Retype the data below without altering anything.

* Start *

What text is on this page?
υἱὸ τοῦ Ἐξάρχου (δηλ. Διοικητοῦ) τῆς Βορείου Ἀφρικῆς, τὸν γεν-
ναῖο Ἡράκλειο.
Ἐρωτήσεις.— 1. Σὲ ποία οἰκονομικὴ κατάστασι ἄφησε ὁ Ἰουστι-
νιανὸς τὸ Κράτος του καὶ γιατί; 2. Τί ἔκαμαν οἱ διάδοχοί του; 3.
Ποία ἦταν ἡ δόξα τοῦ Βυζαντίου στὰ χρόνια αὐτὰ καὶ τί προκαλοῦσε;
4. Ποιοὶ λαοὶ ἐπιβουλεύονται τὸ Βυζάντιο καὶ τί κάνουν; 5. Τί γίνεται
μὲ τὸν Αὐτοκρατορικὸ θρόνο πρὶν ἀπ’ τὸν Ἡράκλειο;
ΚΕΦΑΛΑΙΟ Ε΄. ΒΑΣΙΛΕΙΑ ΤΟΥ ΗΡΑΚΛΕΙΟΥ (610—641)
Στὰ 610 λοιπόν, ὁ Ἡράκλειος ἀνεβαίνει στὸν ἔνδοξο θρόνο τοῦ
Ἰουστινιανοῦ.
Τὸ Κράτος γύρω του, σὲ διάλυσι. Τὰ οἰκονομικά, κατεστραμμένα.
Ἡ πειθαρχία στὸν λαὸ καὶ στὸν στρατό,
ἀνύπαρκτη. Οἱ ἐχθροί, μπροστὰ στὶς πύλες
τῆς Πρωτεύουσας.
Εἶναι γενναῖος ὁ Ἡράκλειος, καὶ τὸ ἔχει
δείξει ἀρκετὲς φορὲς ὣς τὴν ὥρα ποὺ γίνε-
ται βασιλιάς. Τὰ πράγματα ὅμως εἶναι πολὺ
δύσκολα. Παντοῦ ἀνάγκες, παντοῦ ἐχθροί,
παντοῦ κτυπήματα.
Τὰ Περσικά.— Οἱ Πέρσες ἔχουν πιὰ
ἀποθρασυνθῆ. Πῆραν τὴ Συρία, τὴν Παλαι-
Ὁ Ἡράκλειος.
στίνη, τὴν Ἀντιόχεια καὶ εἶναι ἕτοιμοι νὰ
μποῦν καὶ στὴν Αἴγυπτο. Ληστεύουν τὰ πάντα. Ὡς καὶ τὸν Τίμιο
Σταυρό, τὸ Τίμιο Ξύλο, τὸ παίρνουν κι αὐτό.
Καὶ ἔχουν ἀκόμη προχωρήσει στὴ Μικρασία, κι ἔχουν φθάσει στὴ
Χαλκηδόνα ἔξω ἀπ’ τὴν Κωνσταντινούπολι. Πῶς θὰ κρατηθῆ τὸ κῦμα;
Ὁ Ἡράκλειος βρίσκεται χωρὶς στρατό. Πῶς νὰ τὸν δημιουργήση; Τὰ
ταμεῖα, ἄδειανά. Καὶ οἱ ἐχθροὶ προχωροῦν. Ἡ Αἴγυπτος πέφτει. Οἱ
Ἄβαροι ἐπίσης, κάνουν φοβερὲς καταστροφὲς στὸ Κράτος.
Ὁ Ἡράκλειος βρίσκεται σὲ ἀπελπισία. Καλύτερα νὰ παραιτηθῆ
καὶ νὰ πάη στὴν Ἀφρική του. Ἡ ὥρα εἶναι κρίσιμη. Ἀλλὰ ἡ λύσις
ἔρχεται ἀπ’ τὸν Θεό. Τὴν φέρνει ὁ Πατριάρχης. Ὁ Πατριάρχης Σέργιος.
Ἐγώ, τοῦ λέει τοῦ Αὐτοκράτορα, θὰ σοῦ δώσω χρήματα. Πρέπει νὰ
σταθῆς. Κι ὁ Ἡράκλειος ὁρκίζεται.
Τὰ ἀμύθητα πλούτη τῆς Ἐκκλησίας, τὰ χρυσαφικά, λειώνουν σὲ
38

* End *

### Reply to the exercise
What text is on this page?
υἱὸ τοῦ Ἐξάρχου (δηλ. Διοικητοῦ) τῆς Βορείου Ἀφρικῆς, τὸν γεν-
ναῖο Ἡράκλειο.
Ἐρωτήσεις.— 1. Σὲ ποία οἰκονομικὴ κατάστασι ἄφησε ὁ Ἰουστι-
νιανὸς τὸ Κράτος του καὶ γιατί; 2. Τί ἔκαμαν οἱ διάδοχοί του; 3.
Ποία ἦταν ἡ δόξα τοῦ Βυζαντίου στὰ χρόνια αὐτὰ καὶ τί προκαλοῦσε;
4. Ποιοὶ λαοὶ ἐπιβουλεύονται τὸ Βυζάντιο καὶ τί κάνουν; 5. Τί γίνεται
μὲ τὸν Αὐτοκρατορικὸ θρόνο πρὶν ἀπ’ τὸν Ἡράκλειο;
ΚΕΦΑΛΑΙΟ Ε΄. ΒΑΣΙΛΕΙΑ ΤΟΥ ΗΡΑΚΛΕΙΟΥ (610—641)
Στὰ 610 λοιπόν, ὁ Ἡράκλειος ἀνεβαίνει στὸν ἔνδοξο θρόνο τοῦ
Ἰουστινιανοῦ.
Τὸ Κράτος γύρω του, σὲ διάλυσι. Τὰ οἰκονομικά, κατεστραμμένα.
Ἡ πειθαρχία στὸν λαὸ καὶ στὸν στρατό,
ἀνύπαρκτη. Οἱ ἐχθροί, μπροστὰ στὶς πύλες
τῆς Πρωτεύουσας.
Εἶναι γενναῖος ὁ Ἡράκλειος, καὶ τὸ ἔχει
δείξει ἀρκετὲς φορὲς ὣς τὴν ὥρα ποὺ γίνε-
ται βασιλιάς. Τὰ πράγματα ὅμως εἶναι πολὺ
δύσκολα. Παντοῦ ἀνάγκες, παντοῦ ἐχθροί,
παντοῦ κτυπήματα.
Τὰ Περσικά.— Οἱ Πέρσες ἔχουν πιὰ
ἀποθρασυνθῆ. Πῆραν τὴ Συρία, τὴν Παλαι-
Ὁ Ἡράκλειος.
στίνη, τὴν Ἀντιόχεια καὶ εἶναι ἕτοιμοι νὰ
μποῦν καὶ στὴν Αἴγυπτο. Ληστεύουν τὰ πάντα. Ὡς καὶ τὸν Τίμιο
Σταυρό, τὸ Τίμιο Ξύλο, τὸ παίρνουν κι αὐτό.
Καὶ ἔχουν ἀκόμη προχωρήσει στὴ Μικρασία, κι ἔχουν φθάσει στὴ
Χαλκηδόνα ἔξω ἀπ’ τὴν Κωνσταντινούπολι. Πῶς θὰ κρατηθῆ τὸ κῦμα;
Ὁ Ἡράκλειος βρίσκεται χωρὶς στρατό. Πῶς νὰ τὸν δημιουργήση; Τὰ
ταμεῖα, ἄδειανά. Καὶ οἱ ἐχθροὶ προχωροῦν. Ἡ Αἴγυπτος πέφτει. Οἱ
Ἄβαροι ἐπίσης, κάνουν φοβερὲς καταστροφὲς στὸ Κράτος.
Ὁ Ἡράκλειος βρίσκεται σὲ ἀπελπισία. Καλύτερα νὰ παραιτηθῆ
καὶ νὰ πάη στὴν Ἀφρική του. Ἡ ὥρα εἶναι κρίσιμη. Ἀλλὰ ἡ λύσις
ἔρχεται ἀπ’ τὸν Θεό. Τὴν φέρνει ὁ Πατριάρχης. Ὁ Πατριάρχης Σέργιος.
Ἐγώ, τοῦ λέει τοῦ Αὐτοκράτορα, θὰ σοῦ δώσω χρήματα. Πρέπει νὰ
σταθῆς. Κι ὁ Ἡράκλειος ὁρκίζεται.
Τὰ ἀμύθητα πλούτη τῆς Ἐκκλησίας, τὰ χρυσαφικά, λειώνουν σὲ
38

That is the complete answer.